What is being asked —
Quote the listing in full, exactly as given, minus any pictures.
---
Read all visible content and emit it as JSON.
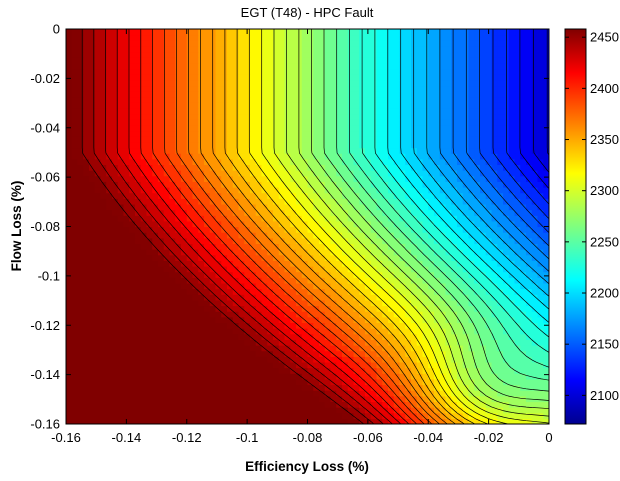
{
  "chart_data": {
    "type": "heatmap",
    "subtype": "filled-contour",
    "title": "EGT (T48) - HPC Fault",
    "xlabel": "Efficiency Loss (%)",
    "ylabel": "Flow Loss (%)",
    "xlim": [
      -0.16,
      0
    ],
    "ylim": [
      -0.16,
      0
    ],
    "x_ticks": [
      "-0.16",
      "-0.14",
      "-0.12",
      "-0.1",
      "-0.08",
      "-0.06",
      "-0.04",
      "-0.02",
      "0"
    ],
    "y_ticks": [
      "0",
      "-0.02",
      "-0.04",
      "-0.06",
      "-0.08",
      "-0.1",
      "-0.12",
      "-0.14",
      "-0.16"
    ],
    "colorbar": {
      "range": [
        2072,
        2458
      ],
      "ticks": [
        "2100",
        "2150",
        "2200",
        "2250",
        "2300",
        "2350",
        "2400",
        "2450"
      ],
      "colormap": "jet"
    },
    "contour_levels": 40,
    "grid": false
  }
}
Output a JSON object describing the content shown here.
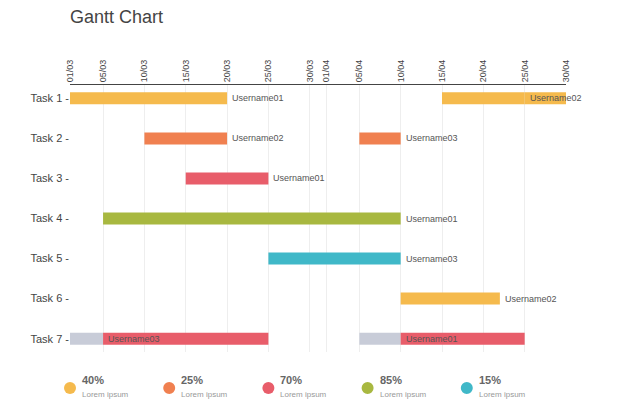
{
  "chart_data": {
    "type": "gantt",
    "title": "Gantt Chart",
    "orientation": "horizontal",
    "categories": [
      "Task 1 -",
      "Task 2 -",
      "Task 3 -",
      "Task 4 -",
      "Task 5 -",
      "Task 6 -",
      "Task 7 -"
    ],
    "xlim": [
      0,
      60
    ],
    "xticks": [
      {
        "value": 0,
        "label": "01/03"
      },
      {
        "value": 4,
        "label": "05/03"
      },
      {
        "value": 9,
        "label": "10/03"
      },
      {
        "value": 14,
        "label": "15/03"
      },
      {
        "value": 19,
        "label": "20/03"
      },
      {
        "value": 24,
        "label": "25/03"
      },
      {
        "value": 29,
        "label": "30/03"
      },
      {
        "value": 31,
        "label": "01/04"
      },
      {
        "value": 35,
        "label": "05/04"
      },
      {
        "value": 40,
        "label": "10/04"
      },
      {
        "value": 45,
        "label": "15/04"
      },
      {
        "value": 50,
        "label": "20/04"
      },
      {
        "value": 55,
        "label": "25/04"
      },
      {
        "value": 60,
        "label": "30/04"
      }
    ],
    "grid": true,
    "bars": [
      [
        {
          "start": 0,
          "end": 19,
          "color": "#F5BA4D",
          "label": "Username01"
        },
        {
          "start": 45,
          "end": 55,
          "color": "#F5BA4D",
          "label": "Username02"
        },
        {
          "start": 55,
          "end": 60,
          "color": "#F5BA4D"
        }
      ],
      [
        {
          "start": 9,
          "end": 19,
          "color": "#F08050",
          "label": "Username02"
        },
        {
          "start": 35,
          "end": 40,
          "color": "#F08050",
          "label": "Username03"
        }
      ],
      [
        {
          "start": 14,
          "end": 24,
          "color": "#E85D6A",
          "label": "Username01"
        }
      ],
      [
        {
          "start": 4,
          "end": 40,
          "color": "#A8B840",
          "label": "Username01"
        }
      ],
      [
        {
          "start": 24,
          "end": 40,
          "color": "#40B8C8",
          "label": "Username03"
        }
      ],
      [
        {
          "start": 40,
          "end": 52,
          "color": "#F5BA4D",
          "label": "Username02"
        }
      ],
      [
        {
          "start": 0,
          "end": 4,
          "color": "#c8ccd8",
          "label": "Username03"
        },
        {
          "start": 4,
          "end": 24,
          "color": "#E85D6A"
        },
        {
          "start": 35,
          "end": 40,
          "color": "#c8ccd8",
          "label": "Username01"
        },
        {
          "start": 40,
          "end": 55,
          "color": "#E85D6A"
        }
      ]
    ],
    "legend": "bottom",
    "legend_items": [
      {
        "label": "40%",
        "name": "Lorem ipsum",
        "color": "#F5BA4D"
      },
      {
        "label": "25%",
        "name": "Lorem ipsum",
        "color": "#F08050"
      },
      {
        "label": "70%",
        "name": "Lorem ipsum",
        "color": "#E85D6A"
      },
      {
        "label": "85%",
        "name": "Lorem ipsum",
        "color": "#A8B840"
      },
      {
        "label": "15%",
        "name": "Lorem ipsum",
        "color": "#40B8C8"
      }
    ]
  }
}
---
Task output —
Read all visible content and emit it as JSON.
{
  "chart_data": {
    "type": "heatmap",
    "subtype": "filled-contour",
    "title": "EGT (T48) - HPC Fault",
    "xlabel": "Efficiency Loss (%)",
    "ylabel": "Flow Loss (%)",
    "xlim": [
      -0.16,
      0
    ],
    "ylim": [
      -0.16,
      0
    ],
    "x_ticks": [
      "-0.16",
      "-0.14",
      "-0.12",
      "-0.1",
      "-0.08",
      "-0.06",
      "-0.04",
      "-0.02",
      "0"
    ],
    "y_ticks": [
      "0",
      "-0.02",
      "-0.04",
      "-0.06",
      "-0.08",
      "-0.1",
      "-0.12",
      "-0.14",
      "-0.16"
    ],
    "colorbar": {
      "range": [
        2072,
        2458
      ],
      "ticks": [
        "2100",
        "2150",
        "2200",
        "2250",
        "2300",
        "2350",
        "2400",
        "2450"
      ],
      "colormap": "jet"
    },
    "contour_levels": 40,
    "grid": false
  }
}
Output a JSON object describing the content shown here.
{
  "chart_data": {
    "type": "gantt",
    "title": "Gantt Chart",
    "orientation": "horizontal",
    "categories": [
      "Task 1 -",
      "Task 2 -",
      "Task 3 -",
      "Task 4 -",
      "Task 5 -",
      "Task 6 -",
      "Task 7 -"
    ],
    "xlim": [
      0,
      60
    ],
    "xticks": [
      {
        "value": 0,
        "label": "01/03"
      },
      {
        "value": 4,
        "label": "05/03"
      },
      {
        "value": 9,
        "label": "10/03"
      },
      {
        "value": 14,
        "label": "15/03"
      },
      {
        "value": 19,
        "label": "20/03"
      },
      {
        "value": 24,
        "label": "25/03"
      },
      {
        "value": 29,
        "label": "30/03"
      },
      {
        "value": 31,
        "label": "01/04"
      },
      {
        "value": 35,
        "label": "05/04"
      },
      {
        "value": 40,
        "label": "10/04"
      },
      {
        "value": 45,
        "label": "15/04"
      },
      {
        "value": 50,
        "label": "20/04"
      },
      {
        "value": 55,
        "label": "25/04"
      },
      {
        "value": 60,
        "label": "30/04"
      }
    ],
    "grid": true,
    "bars": [
      [
        {
          "start": 0,
          "end": 19,
          "color": "#F5BA4D",
          "label": "Username01"
        },
        {
          "start": 45,
          "end": 55,
          "color": "#F5BA4D",
          "label": "Username02"
        },
        {
          "start": 55,
          "end": 60,
          "color": "#F5BA4D"
        }
      ],
      [
        {
          "start": 9,
          "end": 19,
          "color": "#F08050",
          "label": "Username02"
        },
        {
          "start": 35,
          "end": 40,
          "color": "#F08050",
          "label": "Username03"
        }
      ],
      [
        {
          "start": 14,
          "end": 24,
          "color": "#E85D6A",
          "label": "Username01"
        }
      ],
      [
        {
          "start": 4,
          "end": 40,
          "color": "#A8B840",
          "label": "Username01"
        }
      ],
      [
        {
          "start": 24,
          "end": 40,
          "color": "#40B8C8",
          "label": "Username03"
        }
      ],
      [
        {
          "start": 40,
          "end": 52,
          "color": "#F5BA4D",
          "label": "Username02"
        }
      ],
      [
        {
          "start": 0,
          "end": 4,
          "color": "#c8ccd8",
          "label": "Username03"
        },
        {
          "start": 4,
          "end": 24,
          "color": "#E85D6A"
        },
        {
          "start": 35,
          "end": 40,
          "color": "#c8ccd8",
          "label": "Username01"
        },
        {
          "start": 40,
          "end": 55,
          "color": "#E85D6A"
        }
      ]
    ],
    "legend": "bottom",
    "legend_items": [
      {
        "label": "40%",
        "name": "Lorem ipsum",
        "color": "#F5BA4D"
      },
      {
        "label": "25%",
        "name": "Lorem ipsum",
        "color": "#F08050"
      },
      {
        "label": "70%",
        "name": "Lorem ipsum",
        "color": "#E85D6A"
      },
      {
        "label": "85%",
        "name": "Lorem ipsum",
        "color": "#A8B840"
      },
      {
        "label": "15%",
        "name": "Lorem ipsum",
        "color": "#40B8C8"
      }
    ]
  }
}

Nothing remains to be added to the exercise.